Stored data:
■ ■ ■ ■ ■

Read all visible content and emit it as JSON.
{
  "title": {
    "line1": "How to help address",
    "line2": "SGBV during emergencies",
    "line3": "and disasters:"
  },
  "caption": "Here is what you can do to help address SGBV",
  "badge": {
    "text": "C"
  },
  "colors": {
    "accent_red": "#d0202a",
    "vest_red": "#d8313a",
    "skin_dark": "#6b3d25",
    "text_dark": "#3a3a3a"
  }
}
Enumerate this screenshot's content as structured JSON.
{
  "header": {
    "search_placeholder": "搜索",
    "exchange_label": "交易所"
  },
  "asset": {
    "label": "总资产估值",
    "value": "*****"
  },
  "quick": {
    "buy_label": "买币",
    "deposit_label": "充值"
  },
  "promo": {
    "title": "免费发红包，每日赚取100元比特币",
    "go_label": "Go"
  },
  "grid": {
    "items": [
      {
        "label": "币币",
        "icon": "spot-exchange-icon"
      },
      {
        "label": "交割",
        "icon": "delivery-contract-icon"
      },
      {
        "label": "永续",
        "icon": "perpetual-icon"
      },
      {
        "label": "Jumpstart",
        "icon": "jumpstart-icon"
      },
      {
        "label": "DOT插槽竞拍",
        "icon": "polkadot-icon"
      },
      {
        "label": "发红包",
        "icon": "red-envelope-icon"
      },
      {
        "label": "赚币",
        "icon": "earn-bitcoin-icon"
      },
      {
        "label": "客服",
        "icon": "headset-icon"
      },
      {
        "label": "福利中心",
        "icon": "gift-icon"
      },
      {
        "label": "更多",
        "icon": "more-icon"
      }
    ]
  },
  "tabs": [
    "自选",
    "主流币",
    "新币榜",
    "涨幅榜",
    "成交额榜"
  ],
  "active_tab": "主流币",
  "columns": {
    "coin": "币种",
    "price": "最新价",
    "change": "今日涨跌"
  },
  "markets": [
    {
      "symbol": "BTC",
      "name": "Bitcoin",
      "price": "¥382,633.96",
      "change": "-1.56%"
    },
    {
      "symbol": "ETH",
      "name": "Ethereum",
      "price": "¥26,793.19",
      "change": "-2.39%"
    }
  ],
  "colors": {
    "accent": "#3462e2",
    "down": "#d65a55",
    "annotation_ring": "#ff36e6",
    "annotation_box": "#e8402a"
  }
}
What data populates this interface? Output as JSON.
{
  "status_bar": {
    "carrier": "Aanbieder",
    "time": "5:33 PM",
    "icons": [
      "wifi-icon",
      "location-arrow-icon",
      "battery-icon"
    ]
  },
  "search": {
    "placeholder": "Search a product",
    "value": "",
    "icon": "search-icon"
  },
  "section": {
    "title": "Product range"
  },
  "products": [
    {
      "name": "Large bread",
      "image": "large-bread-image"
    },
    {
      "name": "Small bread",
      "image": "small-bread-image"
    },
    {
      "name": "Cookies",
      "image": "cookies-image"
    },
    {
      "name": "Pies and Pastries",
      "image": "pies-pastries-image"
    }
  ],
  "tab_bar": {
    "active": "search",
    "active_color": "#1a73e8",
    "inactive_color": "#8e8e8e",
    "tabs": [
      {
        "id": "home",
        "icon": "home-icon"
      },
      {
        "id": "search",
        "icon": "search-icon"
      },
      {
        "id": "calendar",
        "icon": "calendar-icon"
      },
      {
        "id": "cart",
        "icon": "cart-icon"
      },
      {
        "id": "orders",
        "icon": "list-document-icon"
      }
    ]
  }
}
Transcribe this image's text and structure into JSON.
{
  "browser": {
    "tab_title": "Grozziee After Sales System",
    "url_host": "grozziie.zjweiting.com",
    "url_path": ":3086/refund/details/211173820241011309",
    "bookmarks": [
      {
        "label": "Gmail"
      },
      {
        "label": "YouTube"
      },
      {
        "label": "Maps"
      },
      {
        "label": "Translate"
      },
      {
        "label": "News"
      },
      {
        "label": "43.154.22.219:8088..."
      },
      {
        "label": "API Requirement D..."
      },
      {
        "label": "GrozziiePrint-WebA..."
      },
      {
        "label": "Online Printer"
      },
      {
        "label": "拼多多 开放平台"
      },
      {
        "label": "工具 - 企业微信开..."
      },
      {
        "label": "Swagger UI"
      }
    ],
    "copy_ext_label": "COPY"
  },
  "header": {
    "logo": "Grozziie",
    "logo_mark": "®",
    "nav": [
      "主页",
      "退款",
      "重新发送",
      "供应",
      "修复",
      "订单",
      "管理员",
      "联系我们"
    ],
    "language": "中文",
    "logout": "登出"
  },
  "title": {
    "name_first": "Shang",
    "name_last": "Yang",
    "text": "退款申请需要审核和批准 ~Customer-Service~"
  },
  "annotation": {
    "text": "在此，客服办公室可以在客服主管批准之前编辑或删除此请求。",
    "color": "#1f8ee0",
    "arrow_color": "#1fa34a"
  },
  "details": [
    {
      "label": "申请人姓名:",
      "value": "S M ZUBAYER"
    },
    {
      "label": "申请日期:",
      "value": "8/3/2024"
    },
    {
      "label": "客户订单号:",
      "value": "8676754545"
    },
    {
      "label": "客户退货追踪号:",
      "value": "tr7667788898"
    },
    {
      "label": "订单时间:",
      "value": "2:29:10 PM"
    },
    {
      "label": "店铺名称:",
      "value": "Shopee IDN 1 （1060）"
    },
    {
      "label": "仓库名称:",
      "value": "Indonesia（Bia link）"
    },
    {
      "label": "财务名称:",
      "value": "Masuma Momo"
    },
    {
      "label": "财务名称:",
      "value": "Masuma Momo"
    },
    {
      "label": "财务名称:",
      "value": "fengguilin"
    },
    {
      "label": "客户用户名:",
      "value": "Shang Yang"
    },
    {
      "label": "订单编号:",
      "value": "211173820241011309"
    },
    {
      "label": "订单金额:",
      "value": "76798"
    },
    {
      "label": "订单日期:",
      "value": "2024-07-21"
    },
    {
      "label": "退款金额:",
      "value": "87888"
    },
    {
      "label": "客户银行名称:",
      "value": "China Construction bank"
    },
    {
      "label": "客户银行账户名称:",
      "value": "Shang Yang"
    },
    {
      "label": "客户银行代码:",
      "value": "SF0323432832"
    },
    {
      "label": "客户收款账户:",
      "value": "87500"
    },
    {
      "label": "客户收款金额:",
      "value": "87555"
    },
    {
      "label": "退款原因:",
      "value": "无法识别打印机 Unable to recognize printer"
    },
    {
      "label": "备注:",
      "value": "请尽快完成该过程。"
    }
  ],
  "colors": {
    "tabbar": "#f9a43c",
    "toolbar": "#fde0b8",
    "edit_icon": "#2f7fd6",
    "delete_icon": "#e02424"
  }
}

■ ■ ■ ■ ■

GIVEN REQUEST>
From the data above, copy each line that has the string "address".

OUTPUT BELOW>
    "line1": "How to help address",
  "caption": "Here is what you can do to help address SGBV",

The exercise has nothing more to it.